The request:
Copy each line of the records that contains the word "panel".

** Begin Data for this task **

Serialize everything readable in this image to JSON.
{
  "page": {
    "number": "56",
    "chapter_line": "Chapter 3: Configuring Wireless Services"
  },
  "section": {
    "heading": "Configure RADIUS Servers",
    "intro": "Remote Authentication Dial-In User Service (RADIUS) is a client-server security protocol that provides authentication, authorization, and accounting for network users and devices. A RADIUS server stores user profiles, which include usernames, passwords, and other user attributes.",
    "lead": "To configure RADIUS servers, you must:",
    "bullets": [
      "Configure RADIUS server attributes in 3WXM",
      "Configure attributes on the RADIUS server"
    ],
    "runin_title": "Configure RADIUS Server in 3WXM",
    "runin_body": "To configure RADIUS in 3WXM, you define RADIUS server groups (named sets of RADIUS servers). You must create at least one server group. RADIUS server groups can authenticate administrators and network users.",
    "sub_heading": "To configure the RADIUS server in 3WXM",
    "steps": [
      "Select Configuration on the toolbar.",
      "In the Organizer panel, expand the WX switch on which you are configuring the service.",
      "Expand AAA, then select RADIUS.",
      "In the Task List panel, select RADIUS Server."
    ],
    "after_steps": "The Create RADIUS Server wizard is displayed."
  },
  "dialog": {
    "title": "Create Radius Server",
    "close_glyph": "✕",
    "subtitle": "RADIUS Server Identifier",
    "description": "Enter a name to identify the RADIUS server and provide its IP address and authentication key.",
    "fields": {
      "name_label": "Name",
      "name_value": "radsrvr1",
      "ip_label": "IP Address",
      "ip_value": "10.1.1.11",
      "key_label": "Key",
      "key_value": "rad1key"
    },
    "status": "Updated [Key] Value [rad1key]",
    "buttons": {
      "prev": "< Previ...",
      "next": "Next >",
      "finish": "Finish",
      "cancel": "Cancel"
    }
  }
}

** End Data for this task **

Exercise solution:
      "In the Organizer panel, expand the WX switch on which you are configuring the service.",
      "In the Task List panel, select RADIUS Server."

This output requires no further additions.